-- Start of Supplied data --

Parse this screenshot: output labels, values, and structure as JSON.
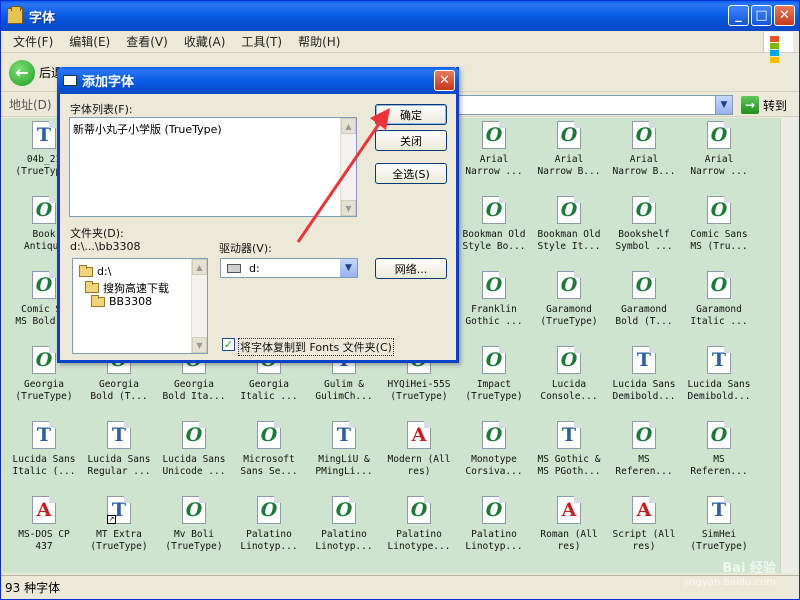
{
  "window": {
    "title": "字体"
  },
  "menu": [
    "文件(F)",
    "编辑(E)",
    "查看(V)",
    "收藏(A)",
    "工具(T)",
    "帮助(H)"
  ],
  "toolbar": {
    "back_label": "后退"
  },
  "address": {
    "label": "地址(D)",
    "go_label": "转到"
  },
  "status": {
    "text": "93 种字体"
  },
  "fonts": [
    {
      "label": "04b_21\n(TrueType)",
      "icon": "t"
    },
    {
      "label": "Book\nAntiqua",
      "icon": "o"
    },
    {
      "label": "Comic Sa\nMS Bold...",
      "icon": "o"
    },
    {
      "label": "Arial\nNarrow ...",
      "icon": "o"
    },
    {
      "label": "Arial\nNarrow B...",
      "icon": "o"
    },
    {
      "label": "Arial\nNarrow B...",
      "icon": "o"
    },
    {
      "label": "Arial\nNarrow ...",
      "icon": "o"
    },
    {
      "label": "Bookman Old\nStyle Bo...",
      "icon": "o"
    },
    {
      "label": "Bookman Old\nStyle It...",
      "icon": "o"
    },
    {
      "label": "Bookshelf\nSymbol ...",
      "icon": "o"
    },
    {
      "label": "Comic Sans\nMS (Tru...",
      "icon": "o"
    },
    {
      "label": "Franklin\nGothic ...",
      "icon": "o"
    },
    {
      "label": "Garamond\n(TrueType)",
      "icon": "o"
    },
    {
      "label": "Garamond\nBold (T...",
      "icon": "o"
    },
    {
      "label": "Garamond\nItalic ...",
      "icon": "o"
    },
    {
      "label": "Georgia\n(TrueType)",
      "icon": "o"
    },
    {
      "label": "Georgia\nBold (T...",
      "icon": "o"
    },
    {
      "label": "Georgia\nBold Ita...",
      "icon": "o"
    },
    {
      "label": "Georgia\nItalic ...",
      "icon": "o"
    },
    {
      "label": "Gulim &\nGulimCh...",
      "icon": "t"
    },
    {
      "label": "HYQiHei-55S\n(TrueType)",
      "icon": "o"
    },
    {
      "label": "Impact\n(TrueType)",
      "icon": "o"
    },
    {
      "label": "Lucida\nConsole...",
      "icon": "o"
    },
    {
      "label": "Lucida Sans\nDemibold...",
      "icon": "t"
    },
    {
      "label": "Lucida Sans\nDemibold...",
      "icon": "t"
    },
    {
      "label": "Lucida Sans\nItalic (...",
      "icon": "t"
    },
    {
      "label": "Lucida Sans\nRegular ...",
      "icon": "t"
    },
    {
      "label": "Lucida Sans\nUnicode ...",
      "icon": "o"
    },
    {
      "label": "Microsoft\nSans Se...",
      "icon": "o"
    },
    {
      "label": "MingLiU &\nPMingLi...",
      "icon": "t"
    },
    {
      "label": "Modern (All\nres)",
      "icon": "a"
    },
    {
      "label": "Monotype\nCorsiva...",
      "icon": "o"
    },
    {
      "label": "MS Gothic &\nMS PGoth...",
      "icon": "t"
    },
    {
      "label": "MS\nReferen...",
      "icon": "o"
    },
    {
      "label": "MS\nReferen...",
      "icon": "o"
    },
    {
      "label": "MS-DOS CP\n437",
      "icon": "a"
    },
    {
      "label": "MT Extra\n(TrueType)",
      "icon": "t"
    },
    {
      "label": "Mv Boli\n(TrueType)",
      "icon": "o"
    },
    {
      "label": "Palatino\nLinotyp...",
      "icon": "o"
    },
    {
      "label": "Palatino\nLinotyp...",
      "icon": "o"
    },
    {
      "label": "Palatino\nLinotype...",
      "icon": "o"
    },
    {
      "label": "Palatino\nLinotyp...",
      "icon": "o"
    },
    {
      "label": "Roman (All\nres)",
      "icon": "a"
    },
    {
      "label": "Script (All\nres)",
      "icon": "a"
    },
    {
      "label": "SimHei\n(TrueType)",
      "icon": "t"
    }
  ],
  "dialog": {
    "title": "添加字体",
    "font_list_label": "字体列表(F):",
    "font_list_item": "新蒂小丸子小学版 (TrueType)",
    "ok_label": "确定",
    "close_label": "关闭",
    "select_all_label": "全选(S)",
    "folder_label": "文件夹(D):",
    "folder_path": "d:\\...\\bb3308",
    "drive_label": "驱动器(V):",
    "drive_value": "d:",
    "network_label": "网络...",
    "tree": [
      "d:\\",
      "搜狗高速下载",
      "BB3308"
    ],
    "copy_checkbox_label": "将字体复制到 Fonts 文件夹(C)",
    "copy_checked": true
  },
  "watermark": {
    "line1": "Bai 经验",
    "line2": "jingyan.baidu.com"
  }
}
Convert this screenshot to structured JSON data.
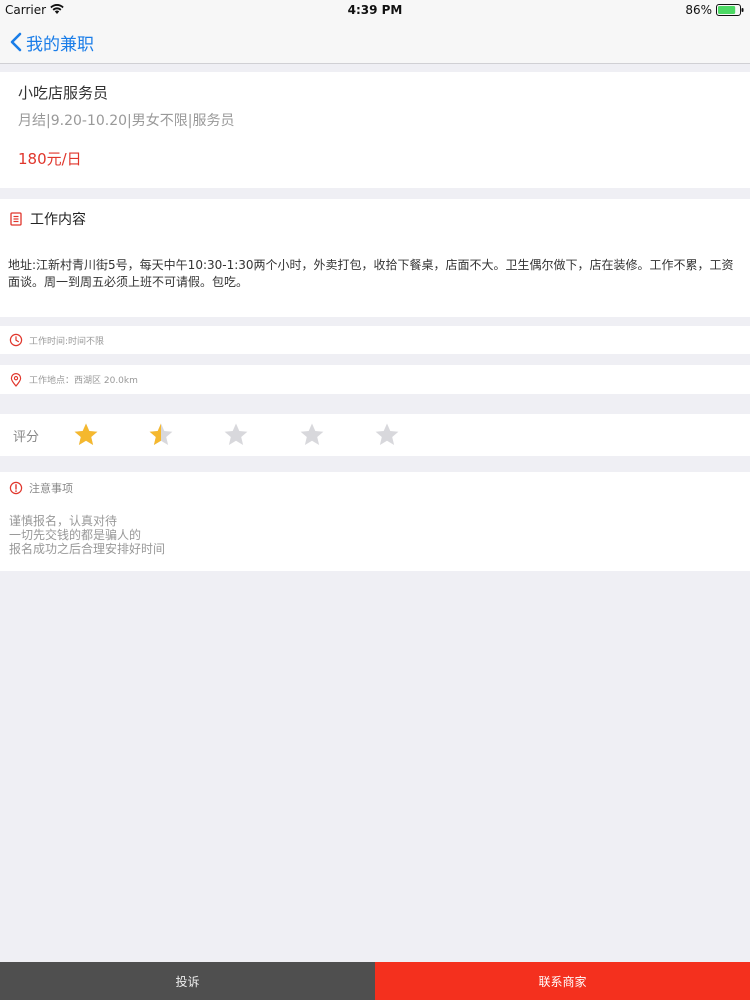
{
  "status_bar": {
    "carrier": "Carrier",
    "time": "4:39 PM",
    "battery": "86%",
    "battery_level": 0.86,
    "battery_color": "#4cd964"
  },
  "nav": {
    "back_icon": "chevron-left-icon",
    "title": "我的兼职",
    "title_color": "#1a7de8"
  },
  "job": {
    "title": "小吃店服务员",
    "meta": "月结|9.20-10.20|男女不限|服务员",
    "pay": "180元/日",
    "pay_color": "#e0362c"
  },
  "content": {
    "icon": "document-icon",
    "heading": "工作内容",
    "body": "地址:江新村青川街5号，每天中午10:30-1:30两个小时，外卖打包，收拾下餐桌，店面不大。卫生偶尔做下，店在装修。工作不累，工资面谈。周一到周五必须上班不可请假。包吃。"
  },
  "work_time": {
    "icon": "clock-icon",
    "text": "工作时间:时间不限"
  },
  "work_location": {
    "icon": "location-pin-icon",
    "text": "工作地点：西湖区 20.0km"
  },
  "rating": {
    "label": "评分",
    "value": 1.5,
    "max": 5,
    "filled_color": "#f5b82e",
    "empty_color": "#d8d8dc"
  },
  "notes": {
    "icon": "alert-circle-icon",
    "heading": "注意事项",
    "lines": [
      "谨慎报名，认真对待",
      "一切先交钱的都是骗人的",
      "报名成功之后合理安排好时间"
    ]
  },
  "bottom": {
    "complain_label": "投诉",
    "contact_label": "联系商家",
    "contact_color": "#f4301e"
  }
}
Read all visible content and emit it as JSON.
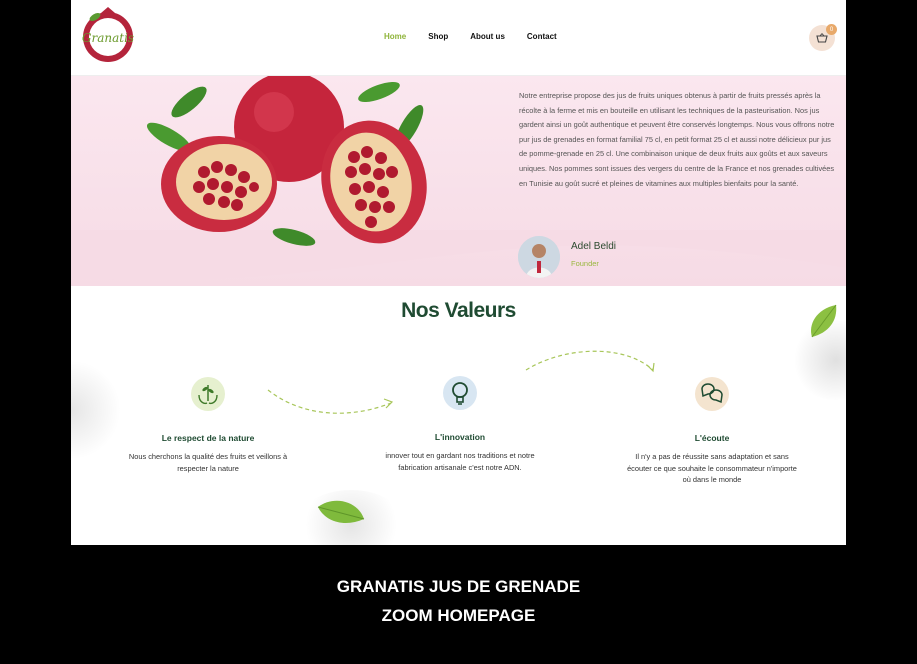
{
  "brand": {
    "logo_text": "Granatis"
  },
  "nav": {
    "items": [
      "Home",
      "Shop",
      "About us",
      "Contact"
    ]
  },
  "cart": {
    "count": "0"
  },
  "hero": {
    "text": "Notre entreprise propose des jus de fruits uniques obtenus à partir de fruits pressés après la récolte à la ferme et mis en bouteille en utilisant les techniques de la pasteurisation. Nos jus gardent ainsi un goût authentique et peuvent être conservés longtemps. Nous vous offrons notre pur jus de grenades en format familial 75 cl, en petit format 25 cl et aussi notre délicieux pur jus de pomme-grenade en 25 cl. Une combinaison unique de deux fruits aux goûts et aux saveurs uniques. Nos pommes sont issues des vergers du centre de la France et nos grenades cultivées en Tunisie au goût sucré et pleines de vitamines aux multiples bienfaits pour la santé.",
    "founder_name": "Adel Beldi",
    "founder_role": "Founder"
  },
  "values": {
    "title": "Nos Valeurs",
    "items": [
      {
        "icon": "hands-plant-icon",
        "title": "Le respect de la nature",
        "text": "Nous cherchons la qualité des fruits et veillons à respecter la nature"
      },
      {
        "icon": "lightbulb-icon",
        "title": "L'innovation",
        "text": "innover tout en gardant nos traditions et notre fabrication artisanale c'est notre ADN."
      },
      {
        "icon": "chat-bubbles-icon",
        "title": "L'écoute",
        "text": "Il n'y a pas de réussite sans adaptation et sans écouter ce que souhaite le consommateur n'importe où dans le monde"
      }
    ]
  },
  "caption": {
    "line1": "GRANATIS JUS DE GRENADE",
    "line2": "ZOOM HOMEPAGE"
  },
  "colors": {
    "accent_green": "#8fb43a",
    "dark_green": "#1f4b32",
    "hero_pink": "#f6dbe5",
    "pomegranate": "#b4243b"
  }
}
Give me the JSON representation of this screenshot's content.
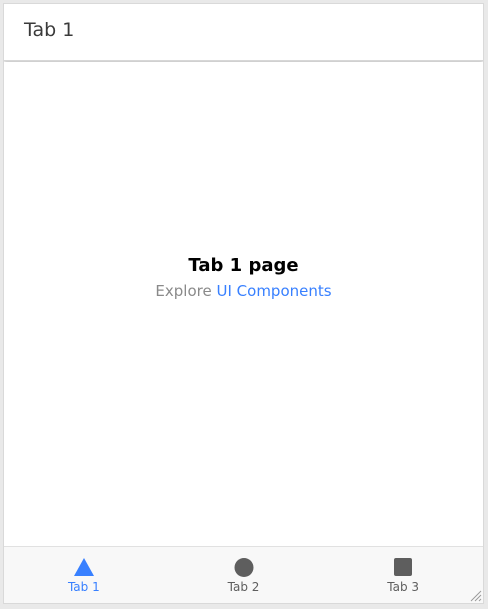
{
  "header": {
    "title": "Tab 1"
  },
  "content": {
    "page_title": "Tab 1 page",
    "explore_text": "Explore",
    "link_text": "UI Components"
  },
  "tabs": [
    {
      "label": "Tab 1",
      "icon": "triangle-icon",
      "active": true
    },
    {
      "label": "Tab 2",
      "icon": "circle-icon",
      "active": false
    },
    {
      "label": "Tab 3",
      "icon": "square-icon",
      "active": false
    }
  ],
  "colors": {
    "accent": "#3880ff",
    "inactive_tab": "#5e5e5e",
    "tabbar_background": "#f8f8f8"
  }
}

-- End of Supplied data --

### [Given task]
Starting at the line that contains "Give me the", write out every line through the end of the entries, both ends included, without any pictures.

### [Complete output]
Give me the JSON representation of this screenshot's content.
{
  "header": {
    "title": "Tab 1"
  },
  "content": {
    "page_title": "Tab 1 page",
    "explore_text": "Explore",
    "link_text": "UI Components"
  },
  "tabs": [
    {
      "label": "Tab 1",
      "icon": "triangle-icon",
      "active": true
    },
    {
      "label": "Tab 2",
      "icon": "circle-icon",
      "active": false
    },
    {
      "label": "Tab 3",
      "icon": "square-icon",
      "active": false
    }
  ],
  "colors": {
    "accent": "#3880ff",
    "inactive_tab": "#5e5e5e",
    "tabbar_background": "#f8f8f8"
  }
}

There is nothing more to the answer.